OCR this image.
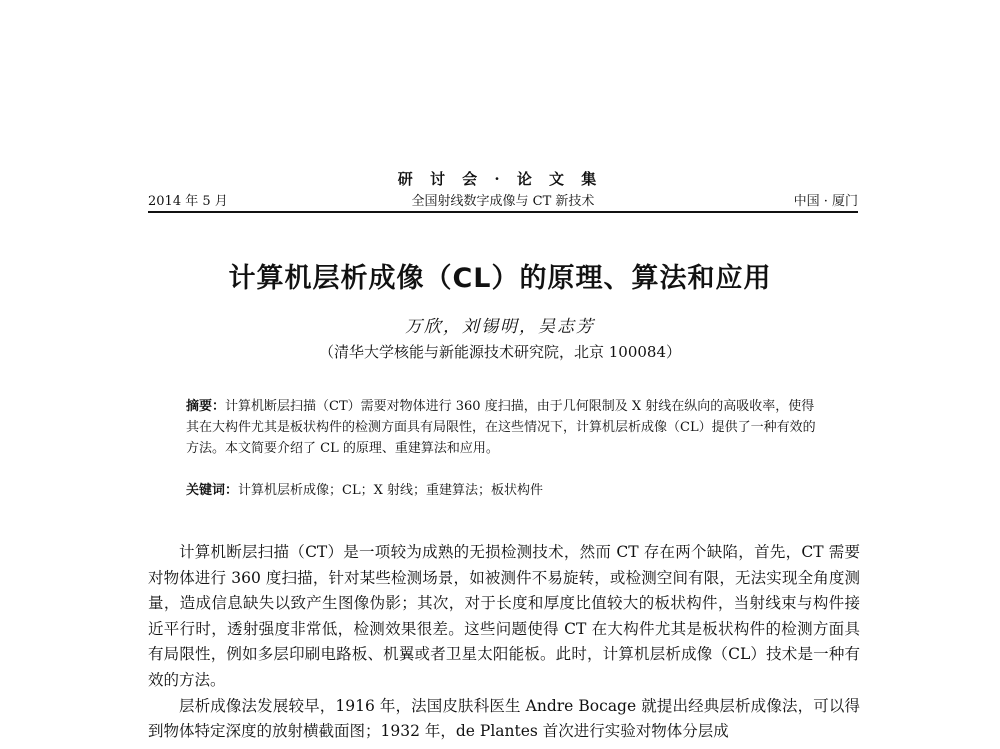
研 讨 会 · 论 文 集
2014 年 5 月	全国射线数字成像与 CT 新技术	中国 · 厦门
计算机层析成像（CL）的原理、算法和应用
万欣，刘锡明，吴志芳
（清华大学核能与新能源技术研究院，北京 100084）
摘要：计算机断层扫描（CT）需要对物体进行 360 度扫描，由于几何限制及 X 射线在纵向的高吸收率，使得其在大构件尤其是板状构件的检测方面具有局限性，在这些情况下，计算机层析成像（CL）提供了一种有效的方法。本文简要介绍了 CL 的原理、重建算法和应用。
关键词：计算机层析成像；CL；X 射线；重建算法；板状构件

计算机断层扫描（CT）是一项较为成熟的无损检测技术，然而 CT 存在两个缺陷，首先，CT 需要对物体进行 360 度扫描，针对某些检测场景，如被测件不易旋转，或检测空间有限，无法实现全角度测量，造成信息缺失以致产生图像伪影；其次，对于长度和厚度比值较大的板状构件，当射线束与构件接近平行时，透射强度非常低，检测效果很差。这些问题使得 CT 在大构件尤其是板状构件的检测方面具有局限性，例如多层印刷电路板、机翼或者卫星太阳能板。此时，计算机层析成像（CL）技术是一种有效的方法。

层析成像法发展较早，1916 年，法国皮肤科医生 Andre Bocage 就提出经典层析成像法，可以得到物体特定深度的放射横截面图；1932 年，de Plantes 首次进行实验对物体分层成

---*---

:: Work required ::
Print all the records again exactly; do not include any picture.

:: Correct answer ::
OCR this image.
研 讨 会 · 论 文 集
2014 年 5 月	全国射线数字成像与 CT 新技术	中国 · 厦门
计算机层析成像（CL）的原理、算法和应用
万欣，刘锡明，吴志芳
（清华大学核能与新能源技术研究院，北京 100084）
摘要：计算机断层扫描（CT）需要对物体进行 360 度扫描，由于几何限制及 X 射线在纵向的高吸收率，使得其在大构件尤其是板状构件的检测方面具有局限性，在这些情况下，计算机层析成像（CL）提供了一种有效的方法。本文简要介绍了 CL 的原理、重建算法和应用。
关键词：计算机层析成像；CL；X 射线；重建算法；板状构件

计算机断层扫描（CT）是一项较为成熟的无损检测技术，然而 CT 存在两个缺陷，首先，CT 需要对物体进行 360 度扫描，针对某些检测场景，如被测件不易旋转，或检测空间有限，无法实现全角度测量，造成信息缺失以致产生图像伪影；其次，对于长度和厚度比值较大的板状构件，当射线束与构件接近平行时，透射强度非常低，检测效果很差。这些问题使得 CT 在大构件尤其是板状构件的检测方面具有局限性，例如多层印刷电路板、机翼或者卫星太阳能板。此时，计算机层析成像（CL）技术是一种有效的方法。

层析成像法发展较早，1916 年，法国皮肤科医生 Andre Bocage 就提出经典层析成像法，可以得到物体特定深度的放射横截面图；1932 年，de Plantes 首次进行实验对物体分层成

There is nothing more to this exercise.